> **Directions for this task**: Repeat, exactly and completely, the material that follows. Omit the pictures.

———

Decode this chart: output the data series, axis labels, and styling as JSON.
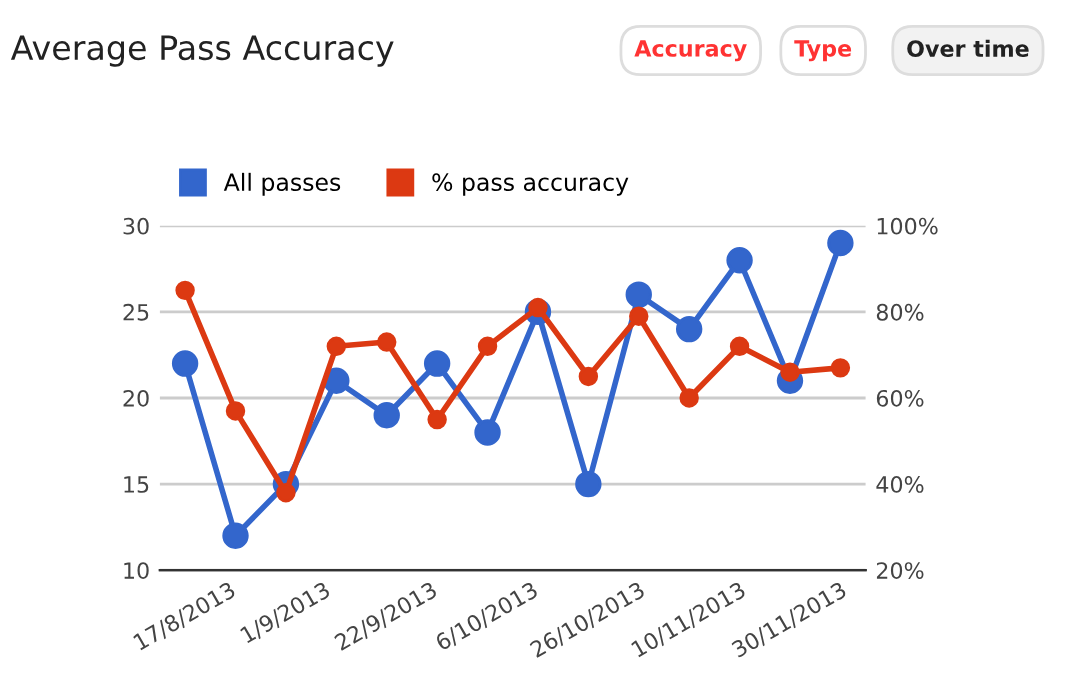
{
  "chart_data": {
    "type": "line",
    "title": "Average Pass Accuracy",
    "annotations": [
      "Accuracy",
      "Type",
      "Over time"
    ],
    "categories": [
      "17/8/2013",
      null,
      "1/9/2013",
      null,
      "22/9/2013",
      null,
      "6/10/2013",
      null,
      "26/10/2013",
      null,
      "10/11/2013",
      null,
      "30/11/2013",
      null
    ],
    "series": [
      {
        "name": "All passes",
        "color": "#3366cc",
        "values": [
          22,
          12,
          15,
          21,
          19,
          22,
          18,
          25,
          15,
          26,
          24,
          28,
          21,
          29
        ]
      },
      {
        "name": "% pass accuracy",
        "color": "#dc3912",
        "axis": "y2",
        "values": [
          85,
          57,
          38,
          72,
          73,
          55,
          72,
          81,
          65,
          79,
          60,
          72,
          66,
          67
        ]
      }
    ],
    "ylim": [
      10,
      30
    ],
    "yticks": [
      10,
      15,
      20,
      25,
      30
    ],
    "y2lim": [
      20,
      100
    ],
    "y2ticks": [
      {
        "value": 20,
        "label": "20%"
      },
      {
        "value": 40,
        "label": "40%"
      },
      {
        "value": 60,
        "label": "60%"
      },
      {
        "value": 80,
        "label": "80%"
      },
      {
        "value": 100,
        "label": "100%"
      }
    ],
    "grid": "y",
    "legend": "top left",
    "marker": "circle",
    "line_style": "solid"
  }
}
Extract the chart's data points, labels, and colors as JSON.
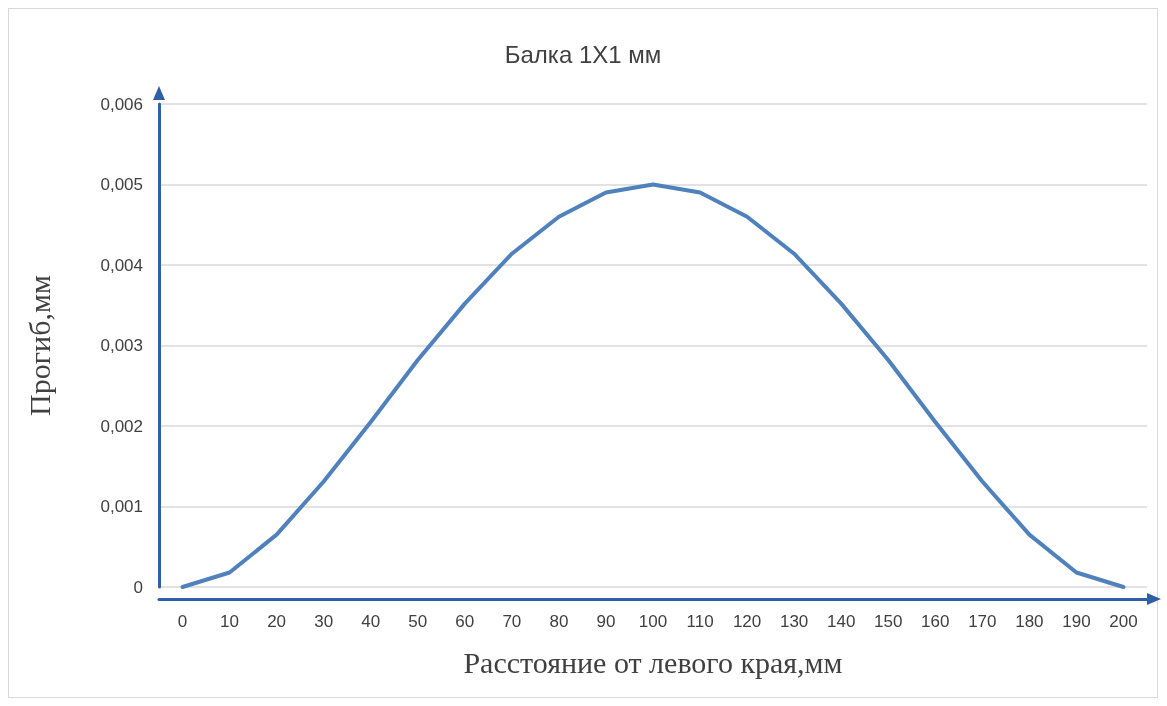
{
  "chart_data": {
    "type": "line",
    "title": "Балка 1Х1 мм",
    "xlabel": "Расстояние от левого края,мм",
    "ylabel": "Прогиб,мм",
    "categories": [
      "0",
      "10",
      "20",
      "30",
      "40",
      "50",
      "60",
      "70",
      "80",
      "90",
      "100",
      "110",
      "120",
      "130",
      "140",
      "150",
      "160",
      "170",
      "180",
      "190",
      "200"
    ],
    "series": [
      {
        "color": "#4f81bd",
        "values": [
          0,
          0.00018,
          0.00065,
          0.00131,
          0.00205,
          0.00282,
          0.00352,
          0.00414,
          0.0046,
          0.0049,
          0.005,
          0.0049,
          0.0046,
          0.00414,
          0.00352,
          0.00282,
          0.00205,
          0.00131,
          0.00065,
          0.00018,
          0
        ]
      }
    ],
    "ylim": [
      0,
      0.006
    ],
    "yticks": [
      0,
      {
        "value": 0.001,
        "label": "0,001"
      },
      {
        "value": 0.002,
        "label": "0,002"
      },
      {
        "value": 0.003,
        "label": "0,003"
      },
      {
        "value": 0.004,
        "label": "0,004"
      },
      {
        "value": 0.005,
        "label": "0,005"
      },
      {
        "value": 0.006,
        "label": "0,006"
      }
    ],
    "grid": "y",
    "marker": "none",
    "line_style": "solid"
  }
}
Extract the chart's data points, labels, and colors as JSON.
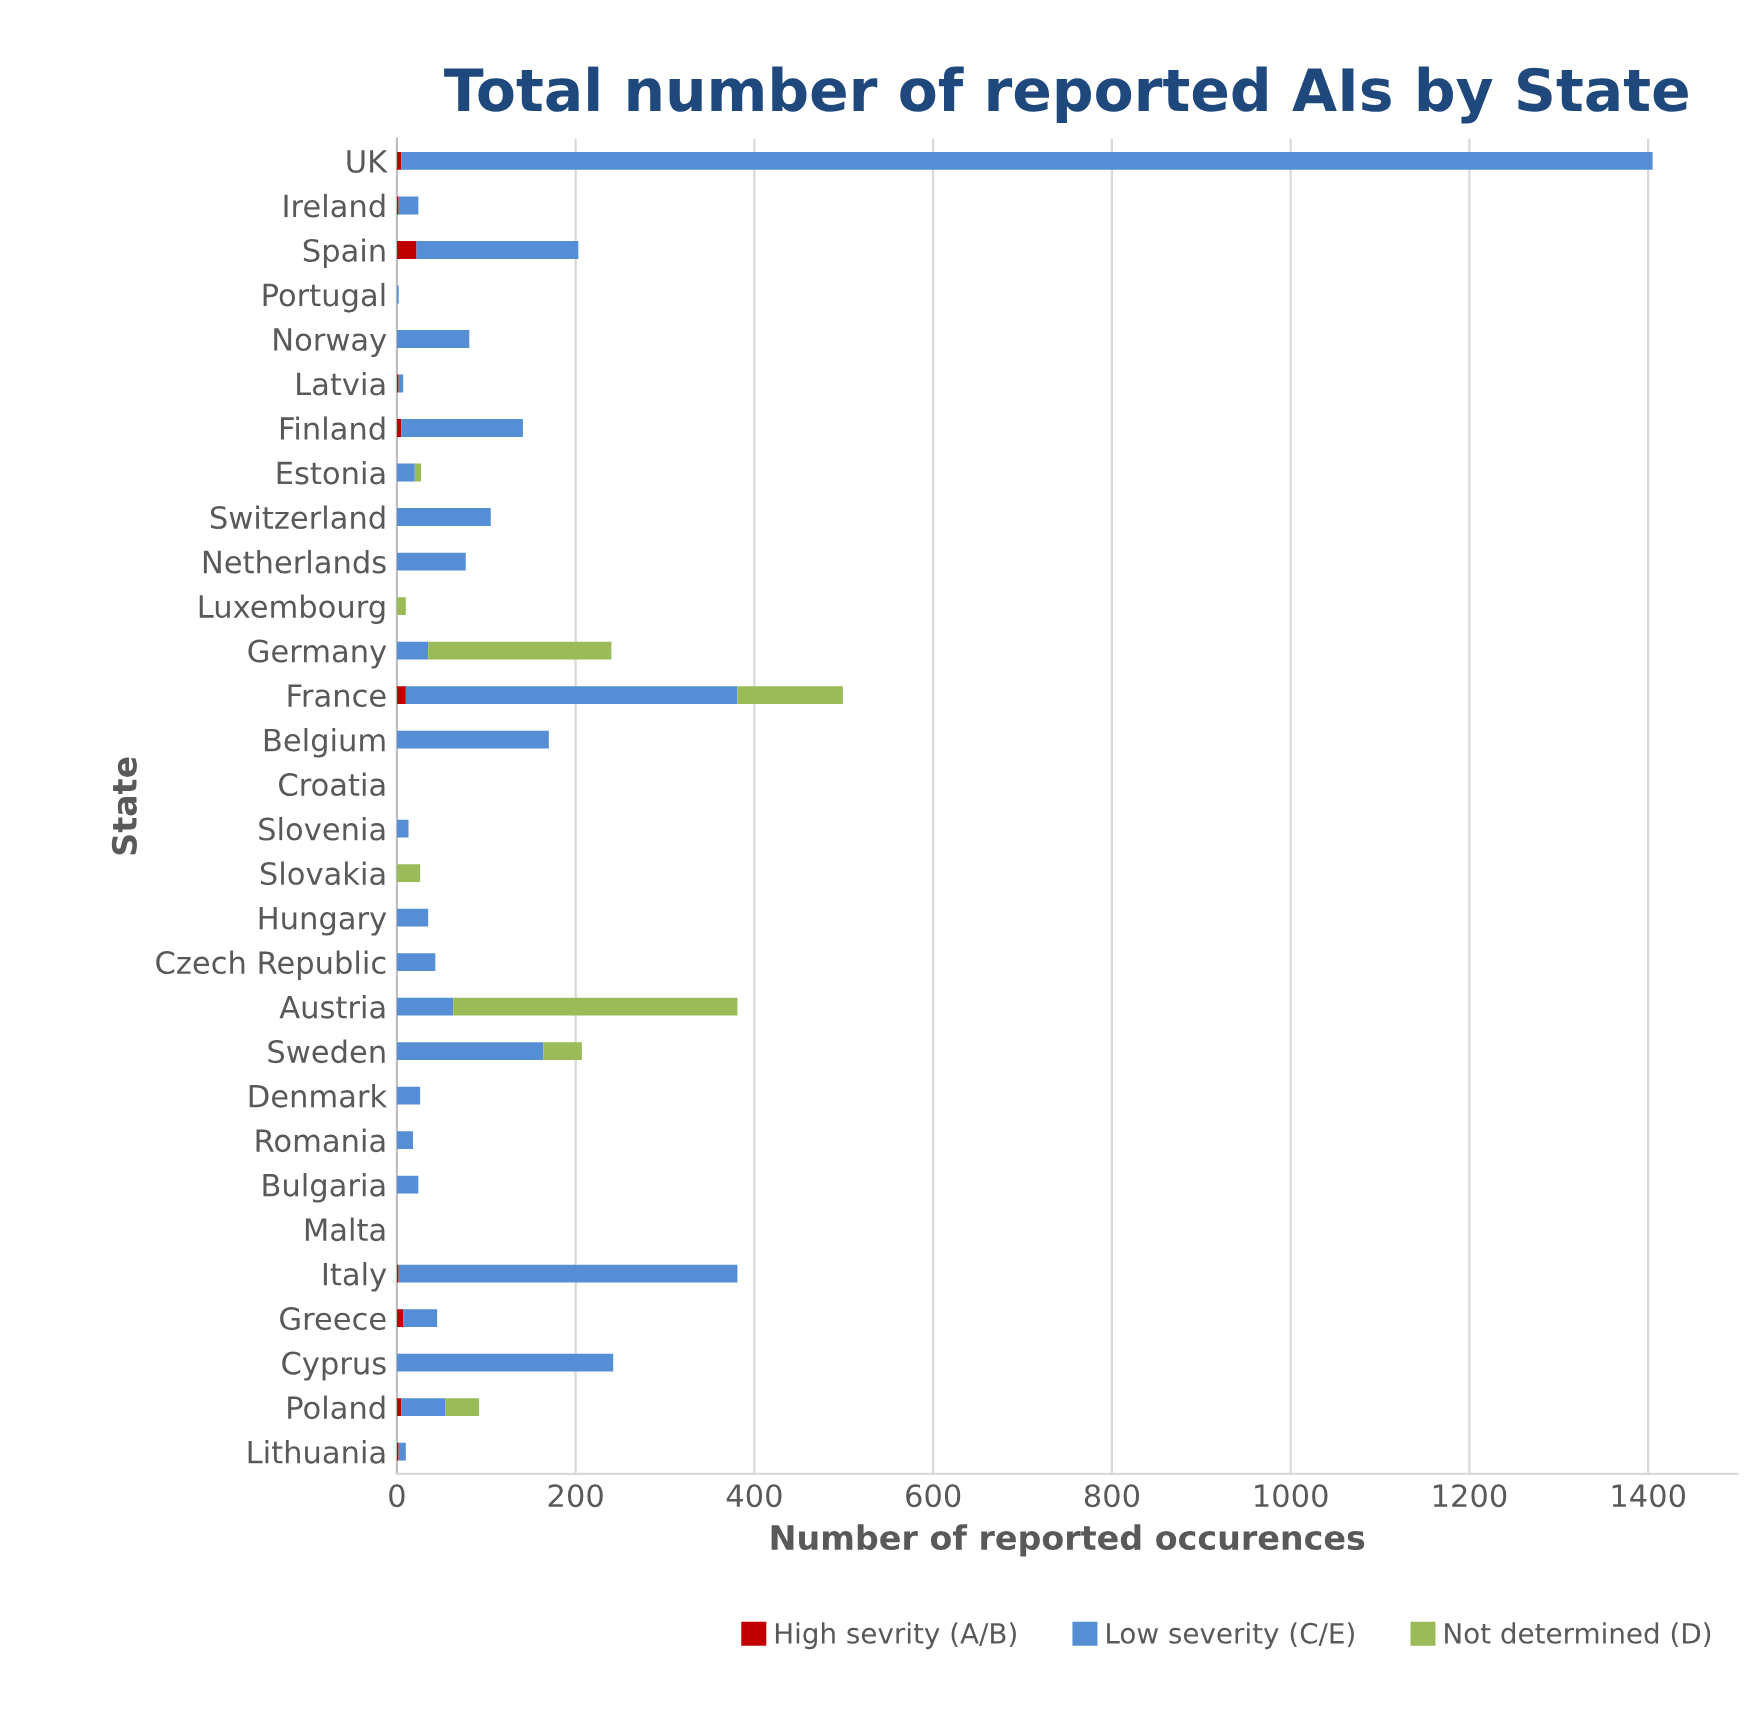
{
  "chart_data": {
    "type": "bar",
    "orientation": "horizontal",
    "stacked": true,
    "title": "Total number of reported AIs by State",
    "xlabel": "Number of reported occurences",
    "ylabel": "State",
    "categories": [
      "UK",
      "Ireland",
      "Spain",
      "Portugal",
      "Norway",
      "Latvia",
      "Finland",
      "Estonia",
      "Switzerland",
      "Netherlands",
      "Luxembourg",
      "Germany",
      "France",
      "Belgium",
      "Croatia",
      "Slovenia",
      "Slovakia",
      "Hungary",
      "Czech Republic",
      "Austria",
      "Sweden",
      "Denmark",
      "Romania",
      "Bulgaria",
      "Malta",
      "Italy",
      "Greece",
      "Cyprus",
      "Poland",
      "Lithuania"
    ],
    "series": [
      {
        "name": "High sevrity (A/B)",
        "color": "#c00000",
        "values": [
          5,
          2,
          22,
          0,
          0,
          2,
          5,
          0,
          0,
          0,
          0,
          0,
          10,
          0,
          0,
          0,
          0,
          0,
          0,
          0,
          0,
          0,
          0,
          0,
          0,
          2,
          7,
          0,
          5,
          2
        ]
      },
      {
        "name": "Low severity (C/E)",
        "color": "#558ed5",
        "values": [
          1400,
          22,
          181,
          2,
          81,
          5,
          136,
          20,
          105,
          77,
          0,
          35,
          371,
          170,
          0,
          13,
          0,
          35,
          43,
          63,
          164,
          26,
          18,
          24,
          0,
          379,
          38,
          242,
          49,
          8
        ]
      },
      {
        "name": "Not determined (D)",
        "color": "#9bbb59",
        "values": [
          0,
          0,
          0,
          0,
          0,
          0,
          0,
          7,
          0,
          0,
          10,
          205,
          118,
          0,
          0,
          0,
          26,
          0,
          0,
          318,
          43,
          0,
          0,
          0,
          0,
          0,
          0,
          0,
          38,
          0
        ]
      }
    ],
    "xlim": [
      0,
      1500
    ],
    "xticks": [
      0,
      200,
      400,
      600,
      800,
      1000,
      1200,
      1400
    ],
    "grid": "x",
    "legend": "bottom"
  }
}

———

> **Solved problem**:
Decode this chart: output the data series, axis labels, and styling as JSON.
{
  "chart_data": {
    "type": "line",
    "title": "Average Pass Accuracy",
    "annotations": [
      "Accuracy",
      "Type",
      "Over time"
    ],
    "categories": [
      "17/8/2013",
      null,
      "1/9/2013",
      null,
      "22/9/2013",
      null,
      "6/10/2013",
      null,
      "26/10/2013",
      null,
      "10/11/2013",
      null,
      "30/11/2013",
      null
    ],
    "series": [
      {
        "name": "All passes",
        "color": "#3366cc",
        "values": [
          22,
          12,
          15,
          21,
          19,
          22,
          18,
          25,
          15,
          26,
          24,
          28,
          21,
          29
        ]
      },
      {
        "name": "% pass accuracy",
        "color": "#dc3912",
        "axis": "y2",
        "values": [
          85,
          57,
          38,
          72,
          73,
          55,
          72,
          81,
          65,
          79,
          60,
          72,
          66,
          67
        ]
      }
    ],
    "ylim": [
      10,
      30
    ],
    "yticks": [
      10,
      15,
      20,
      25,
      30
    ],
    "y2lim": [
      20,
      100
    ],
    "y2ticks": [
      {
        "value": 20,
        "label": "20%"
      },
      {
        "value": 40,
        "label": "40%"
      },
      {
        "value": 60,
        "label": "60%"
      },
      {
        "value": 80,
        "label": "80%"
      },
      {
        "value": 100,
        "label": "100%"
      }
    ],
    "grid": "y",
    "legend": "top left",
    "marker": "circle",
    "line_style": "solid"
  }
}
Extract the chart's data points, labels, and colors as JSON.
{
  "chart_data": {
    "type": "line",
    "title": "Балка 1Х1 мм",
    "xlabel": "Расстояние от левого края,мм",
    "ylabel": "Прогиб,мм",
    "categories": [
      "0",
      "10",
      "20",
      "30",
      "40",
      "50",
      "60",
      "70",
      "80",
      "90",
      "100",
      "110",
      "120",
      "130",
      "140",
      "150",
      "160",
      "170",
      "180",
      "190",
      "200"
    ],
    "series": [
      {
        "color": "#4f81bd",
        "values": [
          0,
          0.00018,
          0.00065,
          0.00131,
          0.00205,
          0.00282,
          0.00352,
          0.00414,
          0.0046,
          0.0049,
          0.005,
          0.0049,
          0.0046,
          0.00414,
          0.00352,
          0.00282,
          0.00205,
          0.00131,
          0.00065,
          0.00018,
          0
        ]
      }
    ],
    "ylim": [
      0,
      0.006
    ],
    "yticks": [
      0,
      {
        "value": 0.001,
        "label": "0,001"
      },
      {
        "value": 0.002,
        "label": "0,002"
      },
      {
        "value": 0.003,
        "label": "0,003"
      },
      {
        "value": 0.004,
        "label": "0,004"
      },
      {
        "value": 0.005,
        "label": "0,005"
      },
      {
        "value": 0.006,
        "label": "0,006"
      }
    ],
    "grid": "y",
    "marker": "none",
    "line_style": "solid"
  }
}
Extract the chart's data points, labels, and colors as JSON.
{
  "chart_data": {
    "type": "bar",
    "orientation": "horizontal",
    "stacked": true,
    "title": "Total number of reported AIs by State",
    "xlabel": "Number of reported occurences",
    "ylabel": "State",
    "categories": [
      "UK",
      "Ireland",
      "Spain",
      "Portugal",
      "Norway",
      "Latvia",
      "Finland",
      "Estonia",
      "Switzerland",
      "Netherlands",
      "Luxembourg",
      "Germany",
      "France",
      "Belgium",
      "Croatia",
      "Slovenia",
      "Slovakia",
      "Hungary",
      "Czech Republic",
      "Austria",
      "Sweden",
      "Denmark",
      "Romania",
      "Bulgaria",
      "Malta",
      "Italy",
      "Greece",
      "Cyprus",
      "Poland",
      "Lithuania"
    ],
    "series": [
      {
        "name": "High sevrity (A/B)",
        "color": "#c00000",
        "values": [
          5,
          2,
          22,
          0,
          0,
          2,
          5,
          0,
          0,
          0,
          0,
          0,
          10,
          0,
          0,
          0,
          0,
          0,
          0,
          0,
          0,
          0,
          0,
          0,
          0,
          2,
          7,
          0,
          5,
          2
        ]
      },
      {
        "name": "Low severity (C/E)",
        "color": "#558ed5",
        "values": [
          1400,
          22,
          181,
          2,
          81,
          5,
          136,
          20,
          105,
          77,
          0,
          35,
          371,
          170,
          0,
          13,
          0,
          35,
          43,
          63,
          164,
          26,
          18,
          24,
          0,
          379,
          38,
          242,
          49,
          8
        ]
      },
      {
        "name": "Not determined (D)",
        "color": "#9bbb59",
        "values": [
          0,
          0,
          0,
          0,
          0,
          0,
          0,
          7,
          0,
          0,
          10,
          205,
          118,
          0,
          0,
          0,
          26,
          0,
          0,
          318,
          43,
          0,
          0,
          0,
          0,
          0,
          0,
          0,
          38,
          0
        ]
      }
    ],
    "xlim": [
      0,
      1500
    ],
    "xticks": [
      0,
      200,
      400,
      600,
      800,
      1000,
      1200,
      1400
    ],
    "grid": "x",
    "legend": "bottom"
  }
}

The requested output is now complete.